======== Provided information ========

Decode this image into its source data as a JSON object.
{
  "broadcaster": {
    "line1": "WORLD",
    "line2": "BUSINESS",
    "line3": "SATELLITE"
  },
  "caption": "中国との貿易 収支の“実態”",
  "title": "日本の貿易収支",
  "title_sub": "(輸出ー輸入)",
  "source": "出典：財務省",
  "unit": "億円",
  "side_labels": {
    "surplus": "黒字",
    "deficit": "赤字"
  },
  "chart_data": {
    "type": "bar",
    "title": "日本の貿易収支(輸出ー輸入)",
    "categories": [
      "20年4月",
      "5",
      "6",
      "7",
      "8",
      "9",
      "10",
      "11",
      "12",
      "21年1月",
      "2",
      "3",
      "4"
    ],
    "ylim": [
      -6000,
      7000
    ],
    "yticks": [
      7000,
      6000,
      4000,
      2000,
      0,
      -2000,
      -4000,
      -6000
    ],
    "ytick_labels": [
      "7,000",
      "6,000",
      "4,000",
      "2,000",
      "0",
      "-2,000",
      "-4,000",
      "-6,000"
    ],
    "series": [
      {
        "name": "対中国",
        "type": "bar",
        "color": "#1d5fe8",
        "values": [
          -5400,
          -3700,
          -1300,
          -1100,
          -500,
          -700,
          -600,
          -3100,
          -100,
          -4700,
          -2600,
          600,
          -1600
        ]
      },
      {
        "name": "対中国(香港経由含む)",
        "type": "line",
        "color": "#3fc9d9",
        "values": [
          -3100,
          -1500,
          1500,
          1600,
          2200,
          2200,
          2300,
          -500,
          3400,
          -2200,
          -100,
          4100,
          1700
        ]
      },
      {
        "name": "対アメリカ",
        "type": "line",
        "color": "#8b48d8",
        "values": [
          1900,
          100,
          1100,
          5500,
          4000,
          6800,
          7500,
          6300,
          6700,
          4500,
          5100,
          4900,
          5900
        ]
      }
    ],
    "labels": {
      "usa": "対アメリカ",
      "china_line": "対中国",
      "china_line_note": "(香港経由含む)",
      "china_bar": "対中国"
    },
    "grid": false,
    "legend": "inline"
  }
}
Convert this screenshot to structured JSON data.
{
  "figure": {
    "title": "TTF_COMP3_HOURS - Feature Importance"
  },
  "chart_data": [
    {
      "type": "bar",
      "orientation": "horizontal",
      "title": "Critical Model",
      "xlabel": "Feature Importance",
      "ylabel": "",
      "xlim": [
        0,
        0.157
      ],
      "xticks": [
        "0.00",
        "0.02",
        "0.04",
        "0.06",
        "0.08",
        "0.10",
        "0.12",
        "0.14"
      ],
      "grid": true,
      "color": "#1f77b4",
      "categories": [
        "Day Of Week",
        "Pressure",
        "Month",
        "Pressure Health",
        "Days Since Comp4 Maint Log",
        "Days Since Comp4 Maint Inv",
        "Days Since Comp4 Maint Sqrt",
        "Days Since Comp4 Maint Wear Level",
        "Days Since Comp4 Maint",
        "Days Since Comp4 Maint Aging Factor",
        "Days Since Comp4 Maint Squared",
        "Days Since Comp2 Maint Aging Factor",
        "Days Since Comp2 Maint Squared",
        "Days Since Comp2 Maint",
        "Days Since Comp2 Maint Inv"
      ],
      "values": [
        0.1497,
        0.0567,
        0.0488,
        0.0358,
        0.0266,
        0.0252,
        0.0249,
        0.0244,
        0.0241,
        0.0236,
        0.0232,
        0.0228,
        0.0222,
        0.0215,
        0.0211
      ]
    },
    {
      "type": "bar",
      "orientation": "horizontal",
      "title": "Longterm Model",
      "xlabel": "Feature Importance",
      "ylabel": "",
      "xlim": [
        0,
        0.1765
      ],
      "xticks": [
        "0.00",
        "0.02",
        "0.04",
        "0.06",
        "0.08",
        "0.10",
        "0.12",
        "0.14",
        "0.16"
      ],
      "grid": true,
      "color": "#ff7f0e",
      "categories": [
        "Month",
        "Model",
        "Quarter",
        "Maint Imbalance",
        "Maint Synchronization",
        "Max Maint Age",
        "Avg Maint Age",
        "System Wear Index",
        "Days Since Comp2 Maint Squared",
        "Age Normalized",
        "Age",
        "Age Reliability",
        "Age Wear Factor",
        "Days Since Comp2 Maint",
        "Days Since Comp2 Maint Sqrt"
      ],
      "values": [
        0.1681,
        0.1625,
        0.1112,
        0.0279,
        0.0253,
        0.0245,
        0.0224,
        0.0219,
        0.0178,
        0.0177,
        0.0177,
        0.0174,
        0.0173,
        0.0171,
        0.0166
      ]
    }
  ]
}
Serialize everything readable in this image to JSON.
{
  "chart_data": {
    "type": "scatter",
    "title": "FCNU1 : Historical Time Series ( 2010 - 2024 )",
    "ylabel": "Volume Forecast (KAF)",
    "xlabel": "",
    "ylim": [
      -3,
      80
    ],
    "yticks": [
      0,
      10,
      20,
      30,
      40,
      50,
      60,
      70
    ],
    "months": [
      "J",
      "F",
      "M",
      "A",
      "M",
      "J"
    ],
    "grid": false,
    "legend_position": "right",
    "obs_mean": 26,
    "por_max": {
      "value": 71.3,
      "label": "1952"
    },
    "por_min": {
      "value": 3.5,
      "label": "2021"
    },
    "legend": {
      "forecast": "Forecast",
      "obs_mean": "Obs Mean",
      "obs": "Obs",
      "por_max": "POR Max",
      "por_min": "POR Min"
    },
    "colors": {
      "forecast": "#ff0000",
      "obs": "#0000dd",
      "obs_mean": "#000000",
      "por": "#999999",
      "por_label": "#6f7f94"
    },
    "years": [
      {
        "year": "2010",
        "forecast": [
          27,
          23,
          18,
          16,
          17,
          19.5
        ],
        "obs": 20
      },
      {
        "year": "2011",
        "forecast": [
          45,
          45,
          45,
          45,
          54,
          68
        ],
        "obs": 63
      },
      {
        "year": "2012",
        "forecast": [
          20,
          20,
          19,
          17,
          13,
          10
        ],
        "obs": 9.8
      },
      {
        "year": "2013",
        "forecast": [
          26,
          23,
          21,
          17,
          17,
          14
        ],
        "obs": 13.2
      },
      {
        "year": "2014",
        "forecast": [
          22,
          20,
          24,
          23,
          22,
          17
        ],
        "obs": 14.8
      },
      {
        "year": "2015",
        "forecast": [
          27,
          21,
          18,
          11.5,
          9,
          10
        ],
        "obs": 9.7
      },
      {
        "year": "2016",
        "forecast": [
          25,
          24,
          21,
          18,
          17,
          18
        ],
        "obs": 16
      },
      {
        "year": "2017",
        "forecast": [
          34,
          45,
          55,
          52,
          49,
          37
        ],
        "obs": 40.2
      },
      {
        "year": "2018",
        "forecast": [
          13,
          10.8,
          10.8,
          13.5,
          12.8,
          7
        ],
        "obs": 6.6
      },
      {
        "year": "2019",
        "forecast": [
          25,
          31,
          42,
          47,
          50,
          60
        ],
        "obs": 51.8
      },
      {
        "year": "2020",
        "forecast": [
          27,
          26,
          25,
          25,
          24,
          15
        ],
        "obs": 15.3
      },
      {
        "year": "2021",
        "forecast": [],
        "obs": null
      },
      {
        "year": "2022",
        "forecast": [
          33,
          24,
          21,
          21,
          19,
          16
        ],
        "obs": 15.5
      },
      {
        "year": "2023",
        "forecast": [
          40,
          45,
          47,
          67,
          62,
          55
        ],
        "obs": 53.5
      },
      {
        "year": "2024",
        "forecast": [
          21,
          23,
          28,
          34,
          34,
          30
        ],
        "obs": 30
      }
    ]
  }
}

========

▶ [Short task] Your task is to repeat each line of the material exactly.

▶ [Solved exercise]
Decode this image into its source data as a JSON object.
{
  "broadcaster": {
    "line1": "WORLD",
    "line2": "BUSINESS",
    "line3": "SATELLITE"
  },
  "caption": "中国との貿易 収支の“実態”",
  "title": "日本の貿易収支",
  "title_sub": "(輸出ー輸入)",
  "source": "出典：財務省",
  "unit": "億円",
  "side_labels": {
    "surplus": "黒字",
    "deficit": "赤字"
  },
  "chart_data": {
    "type": "bar",
    "title": "日本の貿易収支(輸出ー輸入)",
    "categories": [
      "20年4月",
      "5",
      "6",
      "7",
      "8",
      "9",
      "10",
      "11",
      "12",
      "21年1月",
      "2",
      "3",
      "4"
    ],
    "ylim": [
      -6000,
      7000
    ],
    "yticks": [
      7000,
      6000,
      4000,
      2000,
      0,
      -2000,
      -4000,
      -6000
    ],
    "ytick_labels": [
      "7,000",
      "6,000",
      "4,000",
      "2,000",
      "0",
      "-2,000",
      "-4,000",
      "-6,000"
    ],
    "series": [
      {
        "name": "対中国",
        "type": "bar",
        "color": "#1d5fe8",
        "values": [
          -5400,
          -3700,
          -1300,
          -1100,
          -500,
          -700,
          -600,
          -3100,
          -100,
          -4700,
          -2600,
          600,
          -1600
        ]
      },
      {
        "name": "対中国(香港経由含む)",
        "type": "line",
        "color": "#3fc9d9",
        "values": [
          -3100,
          -1500,
          1500,
          1600,
          2200,
          2200,
          2300,
          -500,
          3400,
          -2200,
          -100,
          4100,
          1700
        ]
      },
      {
        "name": "対アメリカ",
        "type": "line",
        "color": "#8b48d8",
        "values": [
          1900,
          100,
          1100,
          5500,
          4000,
          6800,
          7500,
          6300,
          6700,
          4500,
          5100,
          4900,
          5900
        ]
      }
    ],
    "labels": {
      "usa": "対アメリカ",
      "china_line": "対中国",
      "china_line_note": "(香港経由含む)",
      "china_bar": "対中国"
    },
    "grid": false,
    "legend": "inline"
  }
}
Convert this screenshot to structured JSON data.
{
  "figure": {
    "title": "TTF_COMP3_HOURS - Feature Importance"
  },
  "chart_data": [
    {
      "type": "bar",
      "orientation": "horizontal",
      "title": "Critical Model",
      "xlabel": "Feature Importance",
      "ylabel": "",
      "xlim": [
        0,
        0.157
      ],
      "xticks": [
        "0.00",
        "0.02",
        "0.04",
        "0.06",
        "0.08",
        "0.10",
        "0.12",
        "0.14"
      ],
      "grid": true,
      "color": "#1f77b4",
      "categories": [
        "Day Of Week",
        "Pressure",
        "Month",
        "Pressure Health",
        "Days Since Comp4 Maint Log",
        "Days Since Comp4 Maint Inv",
        "Days Since Comp4 Maint Sqrt",
        "Days Since Comp4 Maint Wear Level",
        "Days Since Comp4 Maint",
        "Days Since Comp4 Maint Aging Factor",
        "Days Since Comp4 Maint Squared",
        "Days Since Comp2 Maint Aging Factor",
        "Days Since Comp2 Maint Squared",
        "Days Since Comp2 Maint",
        "Days Since Comp2 Maint Inv"
      ],
      "values": [
        0.1497,
        0.0567,
        0.0488,
        0.0358,
        0.0266,
        0.0252,
        0.0249,
        0.0244,
        0.0241,
        0.0236,
        0.0232,
        0.0228,
        0.0222,
        0.0215,
        0.0211
      ]
    },
    {
      "type": "bar",
      "orientation": "horizontal",
      "title": "Longterm Model",
      "xlabel": "Feature Importance",
      "ylabel": "",
      "xlim": [
        0,
        0.1765
      ],
      "xticks": [
        "0.00",
        "0.02",
        "0.04",
        "0.06",
        "0.08",
        "0.10",
        "0.12",
        "0.14",
        "0.16"
      ],
      "grid": true,
      "color": "#ff7f0e",
      "categories": [
        "Month",
        "Model",
        "Quarter",
        "Maint Imbalance",
        "Maint Synchronization",
        "Max Maint Age",
        "Avg Maint Age",
        "System Wear Index",
        "Days Since Comp2 Maint Squared",
        "Age Normalized",
        "Age",
        "Age Reliability",
        "Age Wear Factor",
        "Days Since Comp2 Maint",
        "Days Since Comp2 Maint Sqrt"
      ],
      "values": [
        0.1681,
        0.1625,
        0.1112,
        0.0279,
        0.0253,
        0.0245,
        0.0224,
        0.0219,
        0.0178,
        0.0177,
        0.0177,
        0.0174,
        0.0173,
        0.0171,
        0.0166
      ]
    }
  ]
}
Serialize everything readable in this image to JSON.
{
  "chart_data": {
    "type": "scatter",
    "title": "FCNU1 : Historical Time Series ( 2010 - 2024 )",
    "ylabel": "Volume Forecast (KAF)",
    "xlabel": "",
    "ylim": [
      -3,
      80
    ],
    "yticks": [
      0,
      10,
      20,
      30,
      40,
      50,
      60,
      70
    ],
    "months": [
      "J",
      "F",
      "M",
      "A",
      "M",
      "J"
    ],
    "grid": false,
    "legend_position": "right",
    "obs_mean": 26,
    "por_max": {
      "value": 71.3,
      "label": "1952"
    },
    "por_min": {
      "value": 3.5,
      "label": "2021"
    },
    "legend": {
      "forecast": "Forecast",
      "obs_mean": "Obs Mean",
      "obs": "Obs",
      "por_max": "POR Max",
      "por_min": "POR Min"
    },
    "colors": {
      "forecast": "#ff0000",
      "obs": "#0000dd",
      "obs_mean": "#000000",
      "por": "#999999",
      "por_label": "#6f7f94"
    },
    "years": [
      {
        "year": "2010",
        "forecast": [
          27,
          23,
          18,
          16,
          17,
          19.5
        ],
        "obs": 20
      },
      {
        "year": "2011",
        "forecast": [
          45,
          45,
          45,
          45,
          54,
          68
        ],
        "obs": 63
      },
      {
        "year": "2012",
        "forecast": [
          20,
          20,
          19,
          17,
          13,
          10
        ],
        "obs": 9.8
      },
      {
        "year": "2013",
        "forecast": [
          26,
          23,
          21,
          17,
          17,
          14
        ],
        "obs": 13.2
      },
      {
        "year": "2014",
        "forecast": [
          22,
          20,
          24,
          23,
          22,
          17
        ],
        "obs": 14.8
      },
      {
        "year": "2015",
        "forecast": [
          27,
          21,
          18,
          11.5,
          9,
          10
        ],
        "obs": 9.7
      },
      {
        "year": "2016",
        "forecast": [
          25,
          24,
          21,
          18,
          17,
          18
        ],
        "obs": 16
      },
      {
        "year": "2017",
        "forecast": [
          34,
          45,
          55,
          52,
          49,
          37
        ],
        "obs": 40.2
      },
      {
        "year": "2018",
        "forecast": [
          13,
          10.8,
          10.8,
          13.5,
          12.8,
          7
        ],
        "obs": 6.6
      },
      {
        "year": "2019",
        "forecast": [
          25,
          31,
          42,
          47,
          50,
          60
        ],
        "obs": 51.8
      },
      {
        "year": "2020",
        "forecast": [
          27,
          26,
          25,
          25,
          24,
          15
        ],
        "obs": 15.3
      },
      {
        "year": "2021",
        "forecast": [],
        "obs": null
      },
      {
        "year": "2022",
        "forecast": [
          33,
          24,
          21,
          21,
          19,
          16
        ],
        "obs": 15.5
      },
      {
        "year": "2023",
        "forecast": [
          40,
          45,
          47,
          67,
          62,
          55
        ],
        "obs": 53.5
      },
      {
        "year": "2024",
        "forecast": [
          21,
          23,
          28,
          34,
          34,
          30
        ],
        "obs": 30
      }
    ]
  }
}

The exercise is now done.